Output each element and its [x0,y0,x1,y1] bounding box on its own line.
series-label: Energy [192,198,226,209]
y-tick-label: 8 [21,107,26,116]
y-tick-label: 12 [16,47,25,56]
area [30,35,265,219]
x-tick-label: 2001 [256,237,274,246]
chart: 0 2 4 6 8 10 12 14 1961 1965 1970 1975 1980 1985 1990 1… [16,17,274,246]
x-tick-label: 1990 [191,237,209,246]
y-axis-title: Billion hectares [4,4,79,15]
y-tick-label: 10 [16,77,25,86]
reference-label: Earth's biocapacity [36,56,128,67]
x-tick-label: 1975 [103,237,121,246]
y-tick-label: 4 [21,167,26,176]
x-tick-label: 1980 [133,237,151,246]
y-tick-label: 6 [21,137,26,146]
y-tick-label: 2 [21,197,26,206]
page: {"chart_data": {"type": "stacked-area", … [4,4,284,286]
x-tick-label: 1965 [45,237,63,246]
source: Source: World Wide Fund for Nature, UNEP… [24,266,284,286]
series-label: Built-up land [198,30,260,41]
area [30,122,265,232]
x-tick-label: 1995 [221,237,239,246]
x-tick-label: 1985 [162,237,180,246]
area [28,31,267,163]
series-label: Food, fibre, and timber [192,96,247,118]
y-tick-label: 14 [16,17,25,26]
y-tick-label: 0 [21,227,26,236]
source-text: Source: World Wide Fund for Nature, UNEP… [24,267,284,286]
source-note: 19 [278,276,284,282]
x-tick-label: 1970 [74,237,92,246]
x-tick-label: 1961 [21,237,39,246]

PROBLEM DESCRIPTION:
Arrange everything from the start of the listing down to the line containing "source-note: 19 [278,276,284,282]" as a JSON list of strings, one string per line, leaving out any blank lines.

TASK SOLUTION:
[
  "Output each element and its [x0,y0,x1,y1] bounding box on its own line.",
  "series-label: Energy [192,198,226,209]",
  "y-tick-label: 8 [21,107,26,116]",
  "y-tick-label: 12 [16,47,25,56]",
  "area [30,35,265,219]",
  "x-tick-label: 2001 [256,237,274,246]",
  "chart: 0 2 4 6 8 10 12 14 1961 1965 1970 1975 1980 1985 1990 1… [16,17,274,246]",
  "x-tick-label: 1990 [191,237,209,246]",
  "y-axis-title: Billion hectares [4,4,79,15]",
  "y-tick-label: 10 [16,77,25,86]",
  "reference-label: Earth's biocapacity [36,56,128,67]",
  "x-tick-label: 1975 [103,237,121,246]",
  "y-tick-label: 4 [21,167,26,176]",
  "x-tick-label: 1980 [133,237,151,246]",
  "y-tick-label: 6 [21,137,26,146]",
  "y-tick-label: 2 [21,197,26,206]",
  "page: {\"chart_data\": {\"type\": \"stacked-area\", … [4,4,284,286]",
  "x-tick-label: 1965 [45,237,63,246]",
  "source: Source: World Wide Fund for Nature, UNEP… [24,266,284,286]",
  "series-label: Built-up land [198,30,260,41]",
  "area [30,122,265,232]",
  "x-tick-label: 1995 [221,237,239,246]",
  "x-tick-label: 1985 [162,237,180,246]",
  "area [28,31,267,163]",
  "series-label: Food, fibre, and timber [192,96,247,118]",
  "y-tick-label: 14 [16,17,25,26]",
  "y-tick-label: 0 [21,227,26,236]",
  "source-text: Source: World Wide Fund for Nature, UNEP… [24,267,284,286]",
  "source-note: 19 [278,276,284,282]"
]